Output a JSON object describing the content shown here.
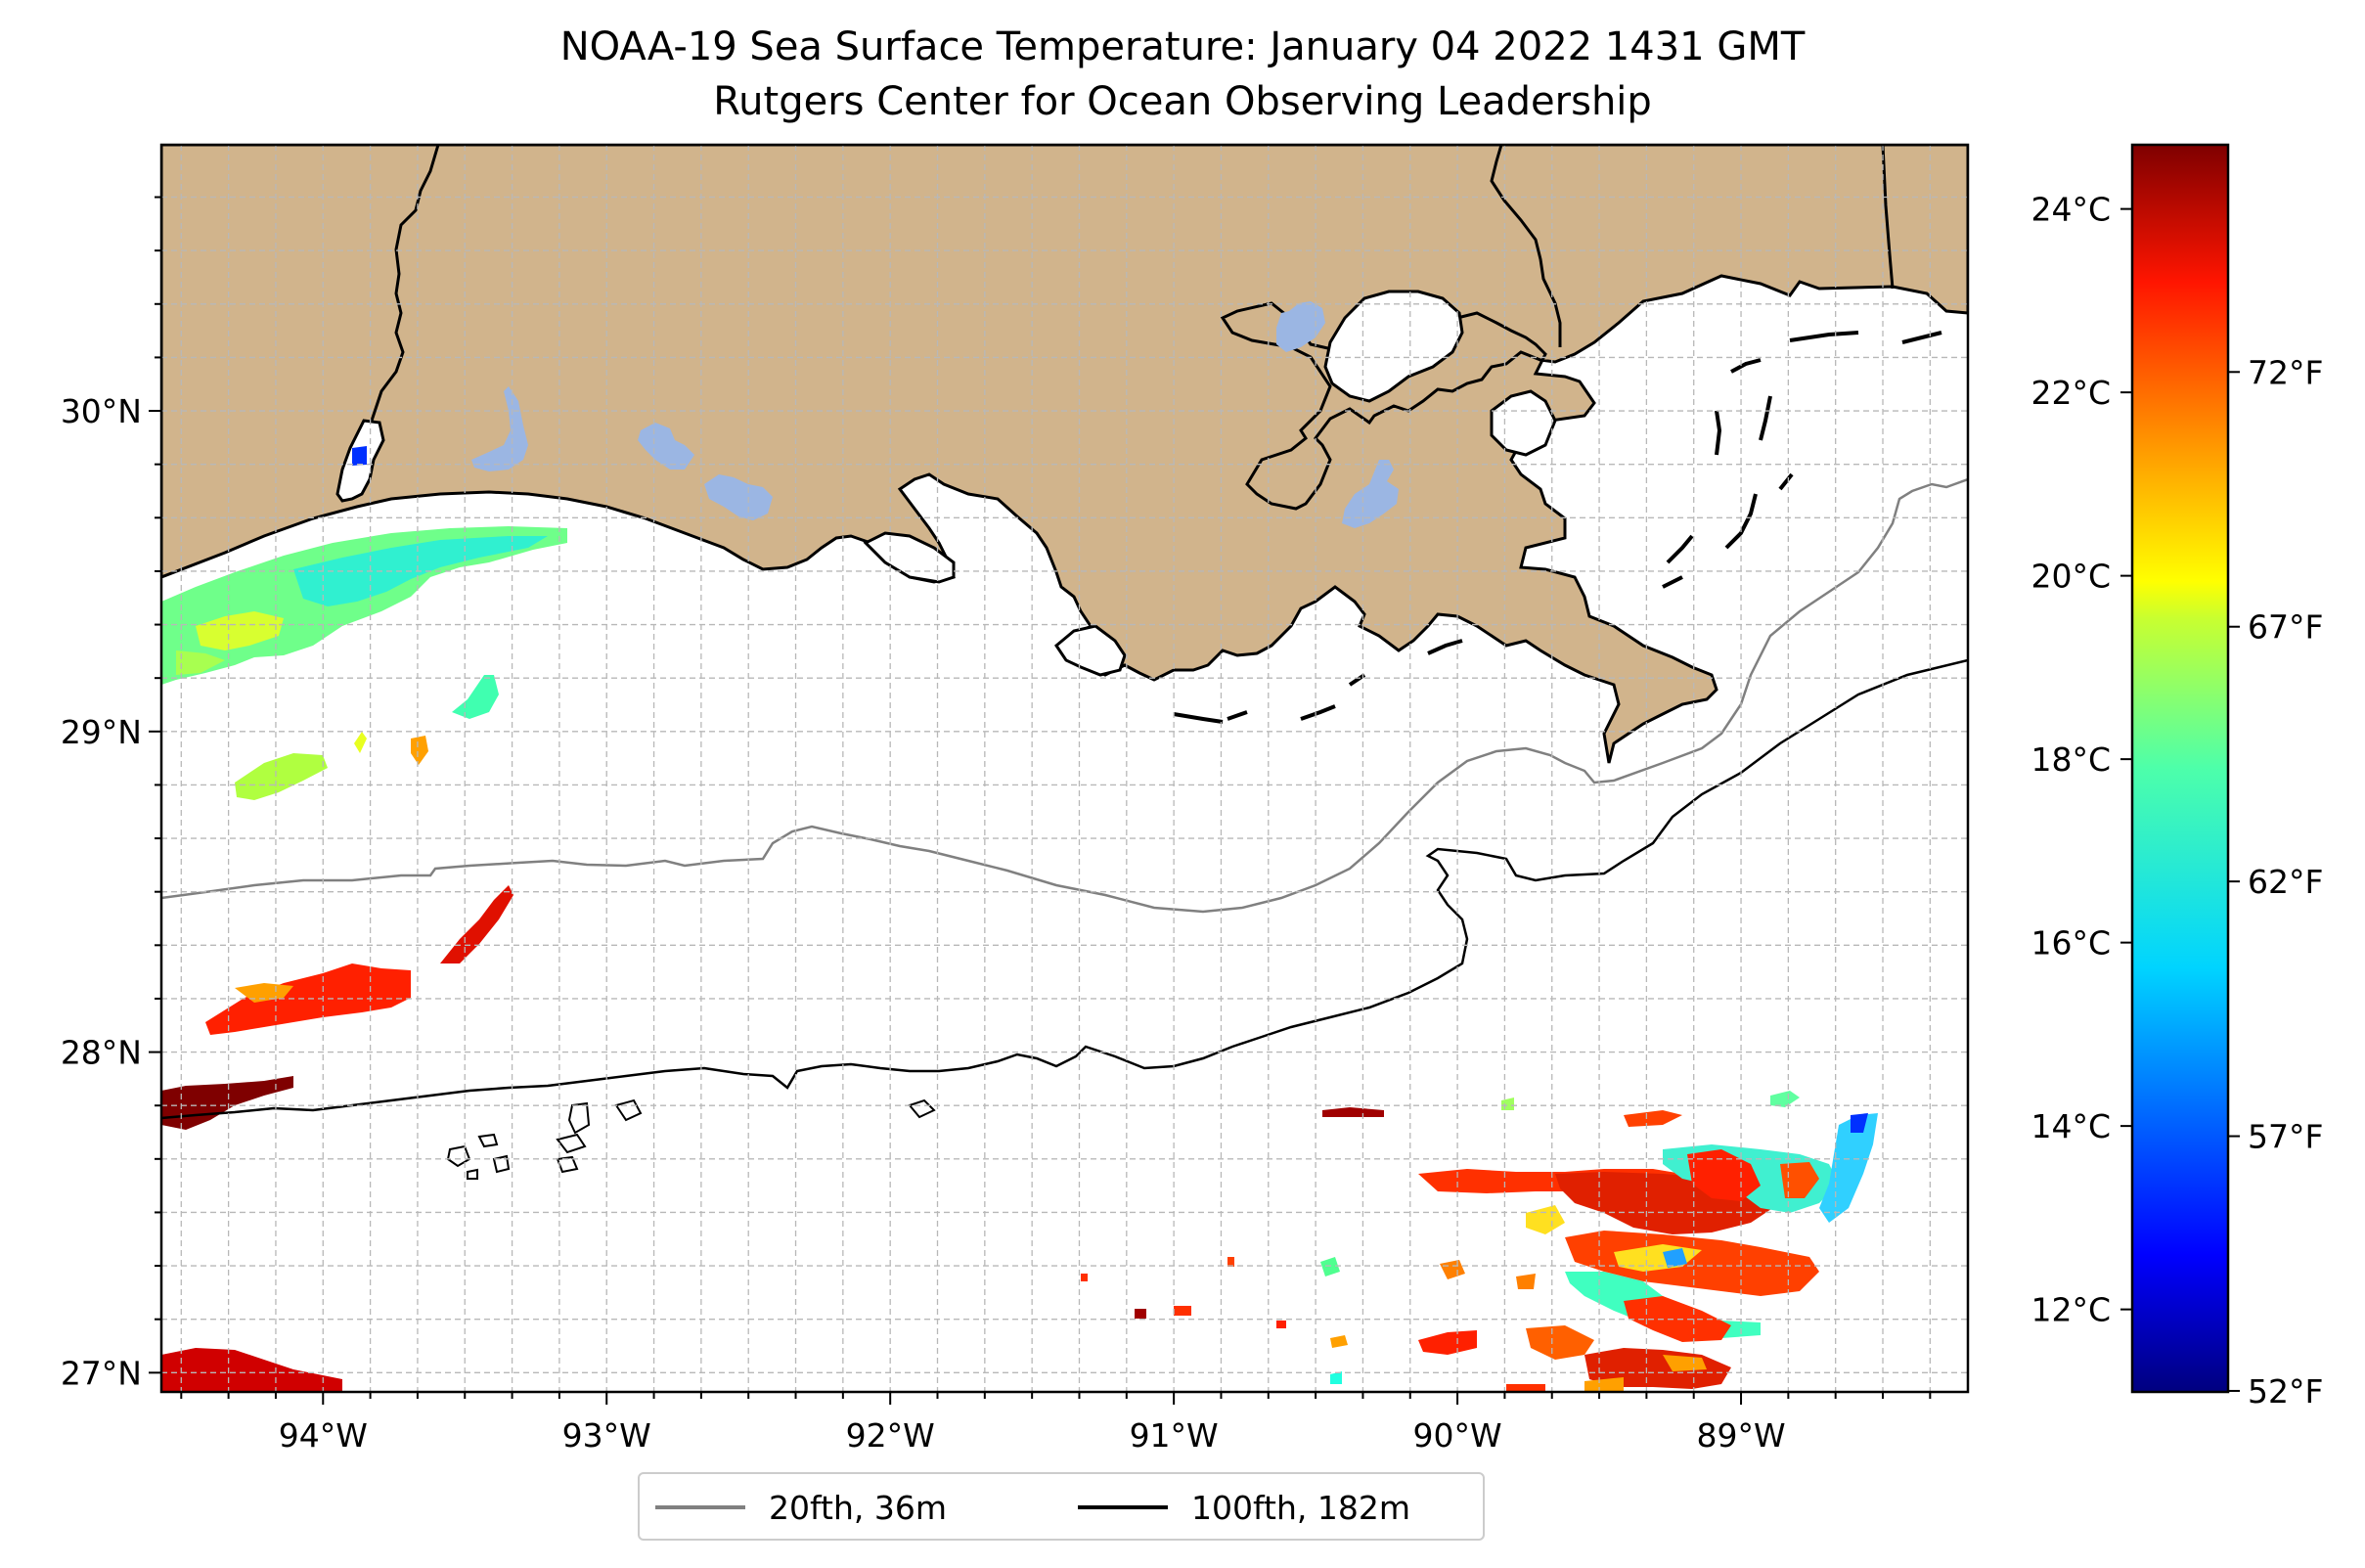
{
  "title": "NOAA-19 Sea Surface Temperature: January 04 2022 1431 GMT",
  "subtitle": "Rutgers Center for Ocean Observing Leadership",
  "map": {
    "extent": {
      "lon": [
        -94.57,
        -88.2
      ],
      "lat": [
        26.94,
        30.83
      ]
    },
    "lon_ticks": [
      {
        "value": -94,
        "label": "94°W"
      },
      {
        "value": -93,
        "label": "93°W"
      },
      {
        "value": -92,
        "label": "92°W"
      },
      {
        "value": -91,
        "label": "91°W"
      },
      {
        "value": -90,
        "label": "90°W"
      },
      {
        "value": -89,
        "label": "89°W"
      }
    ],
    "lat_ticks": [
      {
        "value": 30,
        "label": "30°N"
      },
      {
        "value": 29,
        "label": "29°N"
      },
      {
        "value": 28,
        "label": "28°N"
      },
      {
        "value": 27,
        "label": "27°N"
      }
    ],
    "gridlines": true,
    "land_color": "#d1b48c",
    "lake_color": "#9bb6e3",
    "isobaths": [
      {
        "label": "20fth, 36m",
        "color": "#808080"
      },
      {
        "label": "100fth, 182m",
        "color": "#000000"
      }
    ]
  },
  "colorbar": {
    "colormap": "jet",
    "range_c": [
      11.1,
      24.7
    ],
    "celsius_ticks": [
      {
        "value": 24,
        "label": "24°C"
      },
      {
        "value": 22,
        "label": "22°C"
      },
      {
        "value": 20,
        "label": "20°C"
      },
      {
        "value": 18,
        "label": "18°C"
      },
      {
        "value": 16,
        "label": "16°C"
      },
      {
        "value": 14,
        "label": "14°C"
      },
      {
        "value": 12,
        "label": "12°C"
      }
    ],
    "fahrenheit_ticks": [
      {
        "value": 72,
        "label": "72°F"
      },
      {
        "value": 67,
        "label": "67°F"
      },
      {
        "value": 62,
        "label": "62°F"
      },
      {
        "value": 57,
        "label": "57°F"
      },
      {
        "value": 52,
        "label": "52°F"
      }
    ]
  }
}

——————

- [WHAT TO DO]:
Restate each of the entries above word for word and skip every image.

- [SOLUTION]:
Output a JSON object describing the content shown here.
{
  "title": "NOAA-19 Sea Surface Temperature: January 04 2022 1431 GMT",
  "subtitle": "Rutgers Center for Ocean Observing Leadership",
  "map": {
    "extent": {
      "lon": [
        -94.57,
        -88.2
      ],
      "lat": [
        26.94,
        30.83
      ]
    },
    "lon_ticks": [
      {
        "value": -94,
        "label": "94°W"
      },
      {
        "value": -93,
        "label": "93°W"
      },
      {
        "value": -92,
        "label": "92°W"
      },
      {
        "value": -91,
        "label": "91°W"
      },
      {
        "value": -90,
        "label": "90°W"
      },
      {
        "value": -89,
        "label": "89°W"
      }
    ],
    "lat_ticks": [
      {
        "value": 30,
        "label": "30°N"
      },
      {
        "value": 29,
        "label": "29°N"
      },
      {
        "value": 28,
        "label": "28°N"
      },
      {
        "value": 27,
        "label": "27°N"
      }
    ],
    "gridlines": true,
    "land_color": "#d1b48c",
    "lake_color": "#9bb6e3",
    "isobaths": [
      {
        "label": "20fth, 36m",
        "color": "#808080"
      },
      {
        "label": "100fth, 182m",
        "color": "#000000"
      }
    ]
  },
  "colorbar": {
    "colormap": "jet",
    "range_c": [
      11.1,
      24.7
    ],
    "celsius_ticks": [
      {
        "value": 24,
        "label": "24°C"
      },
      {
        "value": 22,
        "label": "22°C"
      },
      {
        "value": 20,
        "label": "20°C"
      },
      {
        "value": 18,
        "label": "18°C"
      },
      {
        "value": 16,
        "label": "16°C"
      },
      {
        "value": 14,
        "label": "14°C"
      },
      {
        "value": 12,
        "label": "12°C"
      }
    ],
    "fahrenheit_ticks": [
      {
        "value": 72,
        "label": "72°F"
      },
      {
        "value": 67,
        "label": "67°F"
      },
      {
        "value": 62,
        "label": "62°F"
      },
      {
        "value": 57,
        "label": "57°F"
      },
      {
        "value": 52,
        "label": "52°F"
      }
    ]
  }
}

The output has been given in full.